▸ RAW DATA:
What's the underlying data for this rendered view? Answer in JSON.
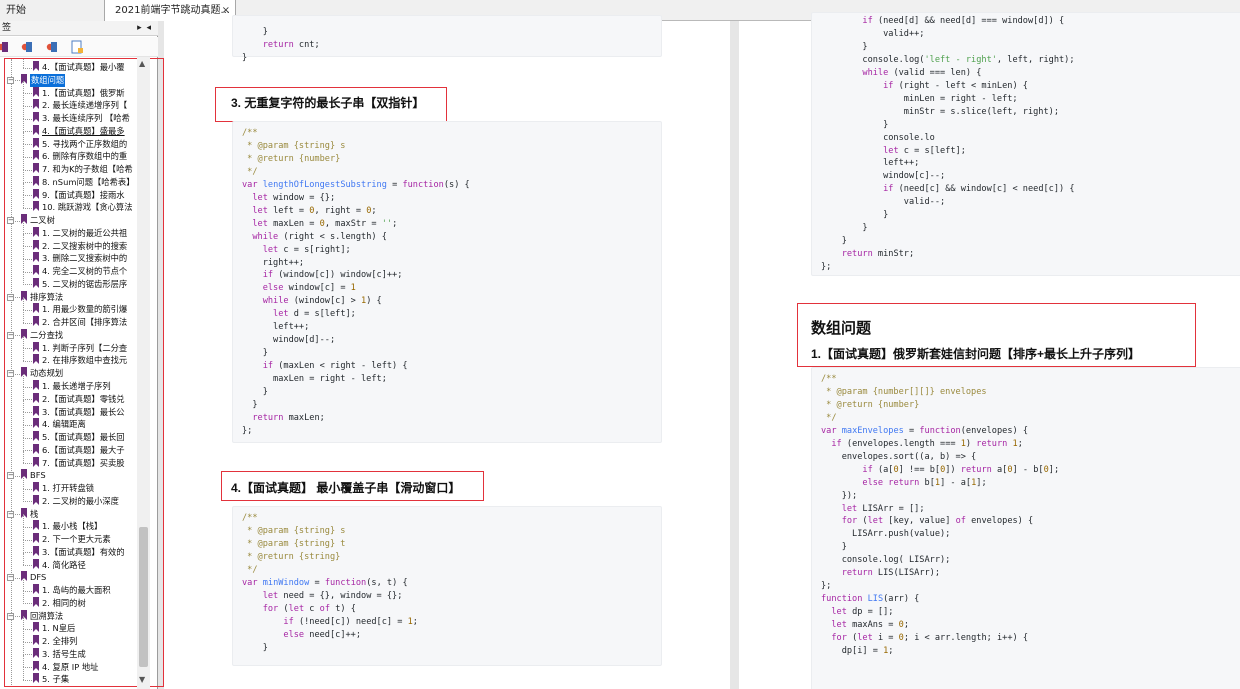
{
  "tabs": {
    "start": "开始",
    "document": "2021前端字节跳动真题...",
    "close": "×"
  },
  "sidebar": {
    "title": "签",
    "controls": "▸ ◂",
    "tools": [
      "bookmark-expand-icon",
      "bookmark-collapse-icon",
      "bookmark-find-icon",
      "bookmark-add-icon"
    ],
    "tree": [
      {
        "type": "item",
        "text": "4.【面试真题】最小覆"
      },
      {
        "type": "section",
        "text": "数组问题",
        "selected": true
      },
      {
        "type": "item",
        "text": "1.【面试真题】俄罗斯"
      },
      {
        "type": "item",
        "text": "2. 最长连续递增序列【"
      },
      {
        "type": "item",
        "text": "3. 最长连续序列 【哈希"
      },
      {
        "type": "item",
        "text": "4.【面试真题】盛最多",
        "underline": true
      },
      {
        "type": "item",
        "text": "5. 寻找两个正序数组的"
      },
      {
        "type": "item",
        "text": "6. 删除有序数组中的重"
      },
      {
        "type": "item",
        "text": "7. 和为K的子数组【哈希"
      },
      {
        "type": "item",
        "text": "8. nSum问题【哈希表】"
      },
      {
        "type": "item",
        "text": "9.【面试真题】接雨水"
      },
      {
        "type": "item",
        "text": "10. 跳跃游戏【贪心算法"
      },
      {
        "type": "section",
        "text": "二叉树"
      },
      {
        "type": "item",
        "text": "1. 二叉树的最近公共祖"
      },
      {
        "type": "item",
        "text": "2. 二叉搜索树中的搜索"
      },
      {
        "type": "item",
        "text": "3. 删除二叉搜索树中的"
      },
      {
        "type": "item",
        "text": "4. 完全二叉树的节点个"
      },
      {
        "type": "item",
        "text": "5. 二叉树的锯齿形层序"
      },
      {
        "type": "section",
        "text": "排序算法"
      },
      {
        "type": "item",
        "text": "1. 用最少数量的箭引爆"
      },
      {
        "type": "item",
        "text": "2. 合并区间【排序算法"
      },
      {
        "type": "section",
        "text": "二分查找"
      },
      {
        "type": "item",
        "text": "1. 判断子序列【二分查"
      },
      {
        "type": "item",
        "text": "2. 在排序数组中查找元"
      },
      {
        "type": "section",
        "text": "动态规划"
      },
      {
        "type": "item",
        "text": "1. 最长递增子序列"
      },
      {
        "type": "item",
        "text": "2.【面试真题】零钱兑"
      },
      {
        "type": "item",
        "text": "3.【面试真题】最长公"
      },
      {
        "type": "item",
        "text": "4. 编辑距离"
      },
      {
        "type": "item",
        "text": "5.【面试真题】最长回"
      },
      {
        "type": "item",
        "text": "6.【面试真题】最大子"
      },
      {
        "type": "item",
        "text": "7.【面试真题】买卖股"
      },
      {
        "type": "section",
        "text": "BFS"
      },
      {
        "type": "item",
        "text": "1. 打开转盘锁"
      },
      {
        "type": "item",
        "text": "2. 二叉树的最小深度"
      },
      {
        "type": "section",
        "text": "栈"
      },
      {
        "type": "item",
        "text": "1. 最小栈【栈】"
      },
      {
        "type": "item",
        "text": "2. 下一个更大元素"
      },
      {
        "type": "item",
        "text": "3.【面试真题】有效的"
      },
      {
        "type": "item",
        "text": "4. 简化路径"
      },
      {
        "type": "section",
        "text": "DFS"
      },
      {
        "type": "item",
        "text": "1. 岛屿的最大面积"
      },
      {
        "type": "item",
        "text": "2. 相同的树"
      },
      {
        "type": "section",
        "text": "回溯算法"
      },
      {
        "type": "item",
        "text": "1. N皇后"
      },
      {
        "type": "item",
        "text": "2. 全排列"
      },
      {
        "type": "item",
        "text": "3. 括号生成"
      },
      {
        "type": "item",
        "text": "4. 复原 IP 地址"
      },
      {
        "type": "item",
        "text": "5. 子集"
      }
    ]
  },
  "left_page": {
    "top_code": [
      [
        [
          "c-pl",
          "    }"
        ]
      ],
      [
        [
          "c-pl",
          "    "
        ],
        [
          "c-kw",
          "return"
        ],
        [
          "c-pl",
          " cnt;"
        ]
      ],
      [
        [
          "c-pl",
          "}"
        ]
      ]
    ],
    "heading3": "3. 无重复字符的最长子串【双指针】",
    "code3": [
      [
        [
          "c-com",
          "/**"
        ]
      ],
      [
        [
          "c-com",
          " * @param {string} s"
        ]
      ],
      [
        [
          "c-com",
          " * @return {number}"
        ]
      ],
      [
        [
          "c-com",
          " */"
        ]
      ],
      [
        [
          "c-kw",
          "var"
        ],
        [
          "c-pl",
          " "
        ],
        [
          "c-fn",
          "lengthOfLongestSubstring"
        ],
        [
          "c-pl",
          " = "
        ],
        [
          "c-kw",
          "function"
        ],
        [
          "c-pl",
          "(s) {"
        ]
      ],
      [
        [
          "c-pl",
          "  "
        ],
        [
          "c-kw",
          "let"
        ],
        [
          "c-pl",
          " window = {};"
        ]
      ],
      [
        [
          "c-pl",
          "  "
        ],
        [
          "c-kw",
          "let"
        ],
        [
          "c-pl",
          " left = "
        ],
        [
          "c-num",
          "0"
        ],
        [
          "c-pl",
          ", right = "
        ],
        [
          "c-num",
          "0"
        ],
        [
          "c-pl",
          ";"
        ]
      ],
      [
        [
          "c-pl",
          "  "
        ],
        [
          "c-kw",
          "let"
        ],
        [
          "c-pl",
          " maxLen = "
        ],
        [
          "c-num",
          "0"
        ],
        [
          "c-pl",
          ", maxStr = "
        ],
        [
          "c-str",
          "''"
        ],
        [
          "c-pl",
          ";"
        ]
      ],
      [
        [
          "c-pl",
          "  "
        ],
        [
          "c-kw",
          "while"
        ],
        [
          "c-pl",
          " (right < s.length) {"
        ]
      ],
      [
        [
          "c-pl",
          "    "
        ],
        [
          "c-kw",
          "let"
        ],
        [
          "c-pl",
          " c = s[right];"
        ]
      ],
      [
        [
          "c-pl",
          "    right++;"
        ]
      ],
      [
        [
          "c-pl",
          "    "
        ],
        [
          "c-kw",
          "if"
        ],
        [
          "c-pl",
          " (window[c]) window[c]++;"
        ]
      ],
      [
        [
          "c-pl",
          "    "
        ],
        [
          "c-kw",
          "else"
        ],
        [
          "c-pl",
          " window[c] = "
        ],
        [
          "c-num",
          "1"
        ]
      ],
      [
        [
          "c-pl",
          "    "
        ],
        [
          "c-kw",
          "while"
        ],
        [
          "c-pl",
          " (window[c] > "
        ],
        [
          "c-num",
          "1"
        ],
        [
          "c-pl",
          ") {"
        ]
      ],
      [
        [
          "c-pl",
          "      "
        ],
        [
          "c-kw",
          "let"
        ],
        [
          "c-pl",
          " d = s[left];"
        ]
      ],
      [
        [
          "c-pl",
          "      left++;"
        ]
      ],
      [
        [
          "c-pl",
          "      window[d]--;"
        ]
      ],
      [
        [
          "c-pl",
          "    }"
        ]
      ],
      [
        [
          "c-pl",
          "    "
        ],
        [
          "c-kw",
          "if"
        ],
        [
          "c-pl",
          " (maxLen < right - left) {"
        ]
      ],
      [
        [
          "c-pl",
          "      maxLen = right - left;"
        ]
      ],
      [
        [
          "c-pl",
          "    }"
        ]
      ],
      [
        [
          "c-pl",
          "  }"
        ]
      ],
      [
        [
          "c-pl",
          "  "
        ],
        [
          "c-kw",
          "return"
        ],
        [
          "c-pl",
          " maxLen;"
        ]
      ],
      [
        [
          "c-pl",
          "};"
        ]
      ]
    ],
    "heading4": "4.【面试真题】 最小覆盖子串【滑动窗口】",
    "code4": [
      [
        [
          "c-com",
          "/**"
        ]
      ],
      [
        [
          "c-com",
          " * @param {string} s"
        ]
      ],
      [
        [
          "c-com",
          " * @param {string} t"
        ]
      ],
      [
        [
          "c-com",
          " * @return {string}"
        ]
      ],
      [
        [
          "c-com",
          " */"
        ]
      ],
      [
        [
          "c-kw",
          "var"
        ],
        [
          "c-pl",
          " "
        ],
        [
          "c-fn",
          "minWindow"
        ],
        [
          "c-pl",
          " = "
        ],
        [
          "c-kw",
          "function"
        ],
        [
          "c-pl",
          "(s, t) {"
        ]
      ],
      [
        [
          "c-pl",
          "    "
        ],
        [
          "c-kw",
          "let"
        ],
        [
          "c-pl",
          " need = {}, window = {};"
        ]
      ],
      [
        [
          "c-pl",
          "    "
        ],
        [
          "c-kw",
          "for"
        ],
        [
          "c-pl",
          " ("
        ],
        [
          "c-kw",
          "let"
        ],
        [
          "c-pl",
          " c "
        ],
        [
          "c-kw",
          "of"
        ],
        [
          "c-pl",
          " t) {"
        ]
      ],
      [
        [
          "c-pl",
          "        "
        ],
        [
          "c-kw",
          "if"
        ],
        [
          "c-pl",
          " (!need[c]) need[c] = "
        ],
        [
          "c-num",
          "1"
        ],
        [
          "c-pl",
          ";"
        ]
      ],
      [
        [
          "c-pl",
          "        "
        ],
        [
          "c-kw",
          "else"
        ],
        [
          "c-pl",
          " need[c]++;"
        ]
      ],
      [
        [
          "c-pl",
          "    }"
        ]
      ]
    ]
  },
  "right_page": {
    "top_code": [
      [
        [
          "c-pl",
          "        "
        ],
        [
          "c-kw",
          "if"
        ],
        [
          "c-pl",
          " (need[d] && need[d] === window[d]) {"
        ]
      ],
      [
        [
          "c-pl",
          "            valid++;"
        ]
      ],
      [
        [
          "c-pl",
          "        }"
        ]
      ],
      [
        [
          "c-pl",
          "        console.log("
        ],
        [
          "c-str",
          "'left - right'"
        ],
        [
          "c-pl",
          ", left, right);"
        ]
      ],
      [
        [
          "c-pl",
          "        "
        ],
        [
          "c-kw",
          "while"
        ],
        [
          "c-pl",
          " (valid === len) {"
        ]
      ],
      [
        [
          "c-pl",
          "            "
        ],
        [
          "c-kw",
          "if"
        ],
        [
          "c-pl",
          " (right - left < minLen) {"
        ]
      ],
      [
        [
          "c-pl",
          "                minLen = right - left;"
        ]
      ],
      [
        [
          "c-pl",
          "                minStr = s.slice(left, right);"
        ]
      ],
      [
        [
          "c-pl",
          "            }"
        ]
      ],
      [
        [
          "c-pl",
          "            console.lo"
        ]
      ],
      [
        [
          "c-pl",
          "            "
        ],
        [
          "c-kw",
          "let"
        ],
        [
          "c-pl",
          " c = s[left];"
        ]
      ],
      [
        [
          "c-pl",
          "            left++;"
        ]
      ],
      [
        [
          "c-pl",
          "            window[c]--;"
        ]
      ],
      [
        [
          "c-pl",
          "            "
        ],
        [
          "c-kw",
          "if"
        ],
        [
          "c-pl",
          " (need[c] && window[c] < need[c]) {"
        ]
      ],
      [
        [
          "c-pl",
          "                valid--;"
        ]
      ],
      [
        [
          "c-pl",
          "            }"
        ]
      ],
      [
        [
          "c-pl",
          "        }"
        ]
      ],
      [
        [
          "c-pl",
          "    }"
        ]
      ],
      [
        [
          "c-pl",
          "    "
        ],
        [
          "c-kw",
          "return"
        ],
        [
          "c-pl",
          " minStr;"
        ]
      ],
      [
        [
          "c-pl",
          "};"
        ]
      ]
    ],
    "heading2": "数组问题",
    "heading3": "1.【面试真题】俄罗斯套娃信封问题【排序+最长上升子序列】",
    "code": [
      [
        [
          "c-com",
          "/**"
        ]
      ],
      [
        [
          "c-com",
          " * @param {number[][]} envelopes"
        ]
      ],
      [
        [
          "c-com",
          " * @return {number}"
        ]
      ],
      [
        [
          "c-com",
          " */"
        ]
      ],
      [
        [
          "c-kw",
          "var"
        ],
        [
          "c-pl",
          " "
        ],
        [
          "c-fn",
          "maxEnvelopes"
        ],
        [
          "c-pl",
          " = "
        ],
        [
          "c-kw",
          "function"
        ],
        [
          "c-pl",
          "(envelopes) {"
        ]
      ],
      [
        [
          "c-pl",
          "  "
        ],
        [
          "c-kw",
          "if"
        ],
        [
          "c-pl",
          " (envelopes.length === "
        ],
        [
          "c-num",
          "1"
        ],
        [
          "c-pl",
          ") "
        ],
        [
          "c-kw",
          "return"
        ],
        [
          "c-pl",
          " "
        ],
        [
          "c-num",
          "1"
        ],
        [
          "c-pl",
          ";"
        ]
      ],
      [
        [
          "c-pl",
          "    envelopes.sort((a, b) => {"
        ]
      ],
      [
        [
          "c-pl",
          "        "
        ],
        [
          "c-kw",
          "if"
        ],
        [
          "c-pl",
          " (a["
        ],
        [
          "c-num",
          "0"
        ],
        [
          "c-pl",
          "] !== b["
        ],
        [
          "c-num",
          "0"
        ],
        [
          "c-pl",
          "]) "
        ],
        [
          "c-kw",
          "return"
        ],
        [
          "c-pl",
          " a["
        ],
        [
          "c-num",
          "0"
        ],
        [
          "c-pl",
          "] - b["
        ],
        [
          "c-num",
          "0"
        ],
        [
          "c-pl",
          "];"
        ]
      ],
      [
        [
          "c-pl",
          "        "
        ],
        [
          "c-kw",
          "else"
        ],
        [
          "c-pl",
          " "
        ],
        [
          "c-kw",
          "return"
        ],
        [
          "c-pl",
          " b["
        ],
        [
          "c-num",
          "1"
        ],
        [
          "c-pl",
          "] - a["
        ],
        [
          "c-num",
          "1"
        ],
        [
          "c-pl",
          "];"
        ]
      ],
      [
        [
          "c-pl",
          "    });"
        ]
      ],
      [
        [
          "c-pl",
          "    "
        ],
        [
          "c-kw",
          "let"
        ],
        [
          "c-pl",
          " LISArr = [];"
        ]
      ],
      [
        [
          "c-pl",
          "    "
        ],
        [
          "c-kw",
          "for"
        ],
        [
          "c-pl",
          " ("
        ],
        [
          "c-kw",
          "let"
        ],
        [
          "c-pl",
          " [key, value] "
        ],
        [
          "c-kw",
          "of"
        ],
        [
          "c-pl",
          " envelopes) {"
        ]
      ],
      [
        [
          "c-pl",
          "      LISArr.push(value);"
        ]
      ],
      [
        [
          "c-pl",
          "    }"
        ]
      ],
      [
        [
          "c-pl",
          "    console.log( LISArr);"
        ]
      ],
      [
        [
          "c-pl",
          "    "
        ],
        [
          "c-kw",
          "return"
        ],
        [
          "c-pl",
          " LIS(LISArr);"
        ]
      ],
      [
        [
          "c-pl",
          "};"
        ]
      ],
      [
        [
          "c-kw",
          "function"
        ],
        [
          "c-pl",
          " "
        ],
        [
          "c-fn",
          "LIS"
        ],
        [
          "c-pl",
          "(arr) {"
        ]
      ],
      [
        [
          "c-pl",
          "  "
        ],
        [
          "c-kw",
          "let"
        ],
        [
          "c-pl",
          " dp = [];"
        ]
      ],
      [
        [
          "c-pl",
          "  "
        ],
        [
          "c-kw",
          "let"
        ],
        [
          "c-pl",
          " maxAns = "
        ],
        [
          "c-num",
          "0"
        ],
        [
          "c-pl",
          ";"
        ]
      ],
      [
        [
          "c-pl",
          "  "
        ],
        [
          "c-kw",
          "for"
        ],
        [
          "c-pl",
          " ("
        ],
        [
          "c-kw",
          "let"
        ],
        [
          "c-pl",
          " i = "
        ],
        [
          "c-num",
          "0"
        ],
        [
          "c-pl",
          "; i < arr.length; i++) {"
        ]
      ],
      [
        [
          "c-pl",
          "    dp[i] = "
        ],
        [
          "c-num",
          "1"
        ],
        [
          "c-pl",
          ";"
        ]
      ]
    ]
  }
}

▸ EXERCISE:
Copy out every line in the listing where the word "bookmark" appears.

▸ EXERCISE OUTPUT:
      "bookmark-expand-icon",
      "bookmark-collapse-icon",
      "bookmark-find-icon",
      "bookmark-add-icon"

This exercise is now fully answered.